*Seitenauszug*
/---
Ja, das stimmt, gerade das ausschweifende Erzählen wird zum Beispiel in den arabischen Ländern immer noch wahnsinnig zelebriert. Bei uns verschwindet das immer mehr aus der Prosa. Auf Lesungen kommen leider oft immer dieselben Menschen. Es ist natürlich auf der einen Seite schön zu wissen, dass man ein treues Publikum hat. Auf der anderen Seite wäre es manchmal schön, wenn Leute kommen würden, bei denen man nicht weiß, dass man schon offene Türen einrennt. Die Leute, die sich das erste Mal auf so eine Veranstaltung trauen, kommen oft zu den Litprom Literaturtagen in Frankfurt. Hinterher sind sie dann meistens begeistert und merken, dass sie nicht-westliche Literatur wahnsinnig interessant finden. Die sagen dann oft: „Ich wusste ja gar nicht, was mir alles entgeht.“

Wir bringen uns selber um wunderbare Erfahrungswelten, wenn wir die Hälfte der Welt bei unserem Lesen einfach ausklammern.
\---
*Angezeigte Daten*
/---
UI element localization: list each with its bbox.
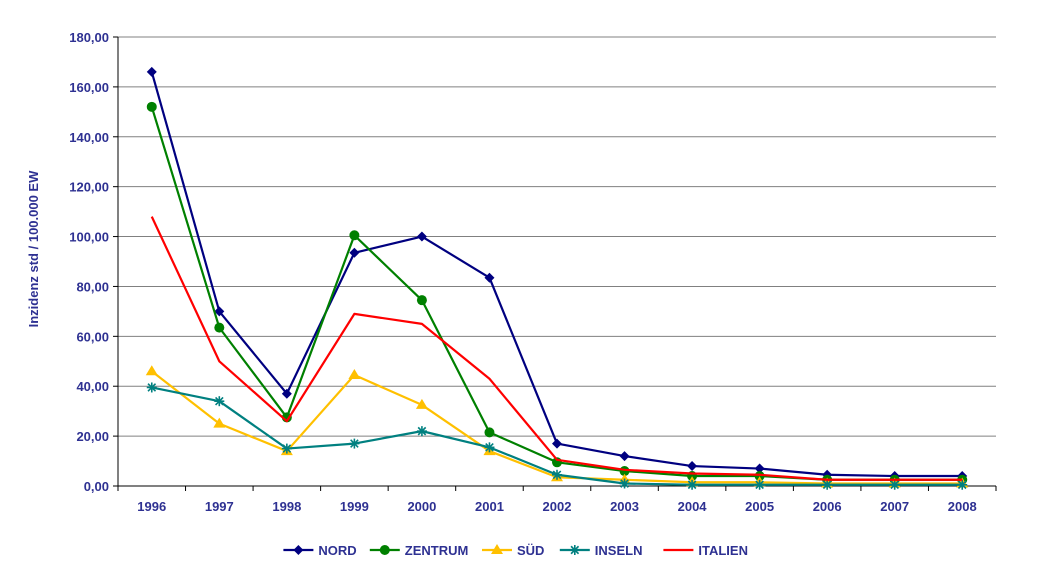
data-point-zentrum xyxy=(146,101,157,112)
series-s-d xyxy=(145,365,969,488)
data-point-nord xyxy=(484,272,495,283)
x-tick-label: 1996 xyxy=(137,499,166,514)
data-point-zentrum xyxy=(416,295,427,306)
legend-label-italien: ITALIEN xyxy=(698,543,748,558)
series-line-nord xyxy=(150,71,963,478)
y-tick-label: 80,00 xyxy=(76,279,109,294)
y-tick-label: 140,00 xyxy=(69,130,109,145)
data-point-inseln xyxy=(552,469,562,480)
y-tick-label: 20,00 xyxy=(76,429,109,444)
data-point-inseln xyxy=(484,442,495,453)
legend-item-nord: NORD xyxy=(283,543,357,558)
data-point-inseln xyxy=(214,396,225,407)
y-tick-label: 120,00 xyxy=(69,180,109,195)
data-point-inseln xyxy=(146,382,157,393)
x-tick-label: 2003 xyxy=(610,499,639,514)
series-layer xyxy=(145,66,969,490)
data-point-inseln xyxy=(889,479,900,490)
x-tick-label: 1998 xyxy=(272,499,301,514)
data-point-inseln xyxy=(687,479,698,490)
x-tick-label: 2000 xyxy=(407,499,436,514)
legend-label-zentrum: ZENTRUM xyxy=(405,543,469,558)
series-line-zentrum xyxy=(150,106,963,481)
legend-label-nord: NORD xyxy=(318,543,356,558)
x-tick-label: 2005 xyxy=(745,499,774,514)
data-point-nord xyxy=(146,66,157,77)
data-point-zentrum xyxy=(349,230,360,241)
data-point-inseln xyxy=(619,478,630,489)
data-point-nord xyxy=(281,388,292,399)
legend-label-s-d: SÜD xyxy=(517,543,544,558)
data-point-inseln xyxy=(349,438,360,449)
legend-item-zentrum: ZENTRUM xyxy=(369,543,469,558)
data-point-nord xyxy=(552,438,562,449)
y-axis-label: Inzidenz std / 100.000 EW xyxy=(26,170,41,327)
x-tick-label: 1999 xyxy=(340,499,369,514)
series-nord xyxy=(146,66,968,482)
series-inseln xyxy=(146,382,968,490)
x-tick-label: 2008 xyxy=(948,499,977,514)
legend-marker-inseln xyxy=(569,545,580,555)
y-tick-label: 100,00 xyxy=(69,230,109,245)
legend-label-inseln: INSELN xyxy=(595,543,643,558)
legend-item-s-d: SÜD xyxy=(482,543,544,558)
data-point-inseln xyxy=(281,443,292,454)
legend-marker-nord xyxy=(293,545,304,555)
y-tick-label: 60,00 xyxy=(76,329,109,344)
grid-layer xyxy=(118,36,996,437)
x-tick-label: 2007 xyxy=(880,499,909,514)
data-point-s-d xyxy=(415,398,428,409)
x-tick-label: 2002 xyxy=(543,499,572,514)
legend-marker-zentrum xyxy=(379,545,390,555)
data-point-nord xyxy=(619,451,630,462)
data-point-s-d xyxy=(145,365,158,376)
data-point-inseln xyxy=(416,426,427,437)
y-tick-label: 0,00 xyxy=(84,479,109,494)
data-point-nord xyxy=(349,247,360,258)
x-tick-label: 2001 xyxy=(475,499,504,514)
series-zentrum xyxy=(146,101,968,485)
legend-item-inseln: INSELN xyxy=(559,543,643,558)
data-point-zentrum xyxy=(484,427,495,438)
y-tick-label: 40,00 xyxy=(76,379,109,394)
data-point-inseln xyxy=(822,479,833,490)
data-point-nord xyxy=(687,461,698,472)
data-point-inseln xyxy=(754,479,765,490)
y-tick-label: 160,00 xyxy=(69,80,109,95)
data-point-zentrum xyxy=(754,471,765,482)
x-tick-label: 1997 xyxy=(205,499,234,514)
data-point-s-d xyxy=(213,417,226,428)
axis-layer: 0,00 20,00 40,00 60,00 80,00 100,00 120,00 140,… xyxy=(69,30,997,514)
data-point-zentrum xyxy=(214,322,225,333)
data-point-s-d xyxy=(348,368,361,379)
data-point-inseln xyxy=(957,479,968,490)
data-point-nord xyxy=(214,306,225,317)
data-point-nord xyxy=(416,231,427,242)
legend: NORD ZENTRUM SÜD INSELN ITALIEN xyxy=(283,543,748,558)
x-tick-label: 2006 xyxy=(813,499,842,514)
data-point-nord xyxy=(754,463,765,474)
x-tick-label: 2004 xyxy=(678,499,708,514)
legend-marker-s-d xyxy=(491,544,503,554)
series-line-italien xyxy=(150,216,963,481)
legend-item-italien: ITALIEN xyxy=(663,543,748,558)
series-italien xyxy=(150,216,963,481)
y-tick-label: 180,00 xyxy=(69,30,109,45)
\---
*Arbeitsauftrag*
Geben Sie den Seitenauszug über Lesungen und nicht-westliche Literatur vollständig und wortgetreu wieder.

*Antwort*
Ja, das stimmt, gerade das ausschweifende Erzählen wird zum Beispiel in den arabischen Ländern immer noch wahnsinnig zelebriert. Bei uns verschwindet das immer mehr aus der Prosa. Auf Lesungen kommen leider oft immer dieselben Menschen. Es ist natürlich auf der einen Seite schön zu wissen, dass man ein treues Publikum hat. Auf der anderen Seite wäre es manchmal schön, wenn Leute kommen würden, bei denen man nicht weiß, dass man schon offene Türen einrennt. Die Leute, die sich das erste Mal auf so eine Veranstaltung trauen, kommen oft zu den Litprom Literaturtagen in Frankfurt. Hinterher sind sie dann meistens begeistert und merken, dass sie nicht-westliche Literatur wahnsinnig interessant finden. Die sagen dann oft: „Ich wusste ja gar nicht, was mir alles entgeht.“

Wir bringen uns selber um wunderbare Erfahrungswelten, wenn wir die Hälfte der Welt bei unserem Lesen einfach ausklammern.